*Provided passage*:
+ + + +
I have decided to leave my position with FWF, opening up new leadership opportunities for the organization. While my last day of FWF employment will be February 1, 2019, I will continue to actively support the organization as a volunteer member of the FWF family. I will be returning to my native North Carolina to help lead the North Carolina Wildlife Federation’s conservation initiatives as their Vice President of Conservation Policy. I will be assuming my duties there as soon as I complete my transition with FWF. Preston Robertson, who has served FWF as a leader for years, will become Acting President and CEO upon my departure. Preston and the FWF Board of Directors will determine future staff leadership together. FWF has a talented and dedicated staff, contractors and volunteer board and thousands of members like you who will effectively continue to do the hard work of conservation because we share a passion for the lasting health of Florida’s natural resources.
During my 32 years serving FWF, it has been my primary responsibility to advance the often-challenging task of conservation, management and protection of Florida’s fish and wildlife and their beautiful vibrant myriad habitats. To further conserve our natural heritage on both land and water, FWF has built a lasting conservation legacy focusing on the protection and sound management of fish and wildlife as public resources, we have formed numerous partnerships to protect habitat on private and public lands, found common ground with diverse groups interested in a healthy environment, promoted common sense conservation, and when necessary, have taken strategic legal actions to protect Florida’s, wetlands, forests and waters in this rapidly growing state. It has been gratifying to have represented an organization that has often played a key leadership role in advancing many critical conservation causes including but not limited to our work to strengthen conservation within the State’s Constitution as follows:
- prohibiting coastal oil and gas drilling (2018);
- providing for a major 20-year state conservation lands acquisition funding (2014);
- providing for tax relief for landowners placing their properties under permanent conservation easements (2008);
- supporting the unification of the State’s fish and wildlife agencies into the Florida Fish and Wildlife Conservation Commission (1998);
- providing more stringent conditions for surplusing State conservation lands (1998);
- providing for “polluter pays” standards in the Florida Everglades (1996);
- and providing limitations on entangling nets in State waters (1994).
+ + + +
*Supplied data*:
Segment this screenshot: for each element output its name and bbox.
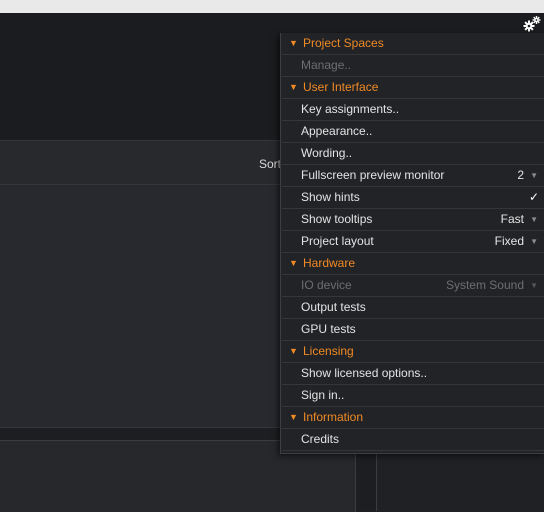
+ + + +
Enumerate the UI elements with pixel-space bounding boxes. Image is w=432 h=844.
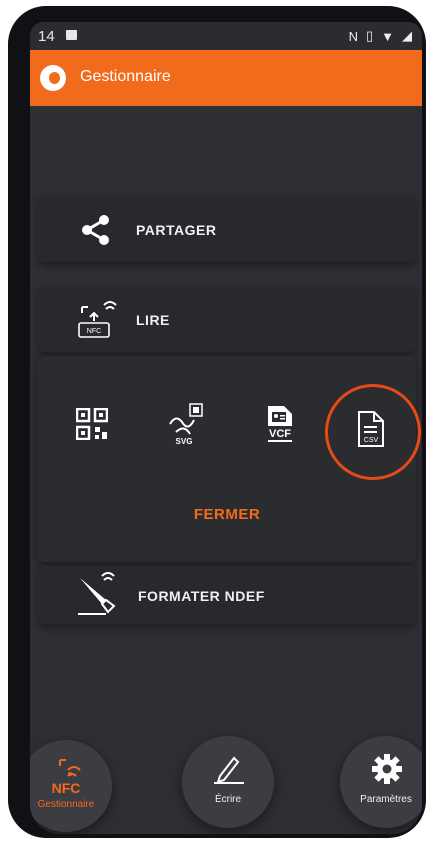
+ + + +
In the passage about leaving FWF, what role will be taken up at the North Carolina Wildlife Federation? The records are separate material, distinct from the passage about leaving FWF.

*Answer to this task*:
Vice President of Conservation Policy.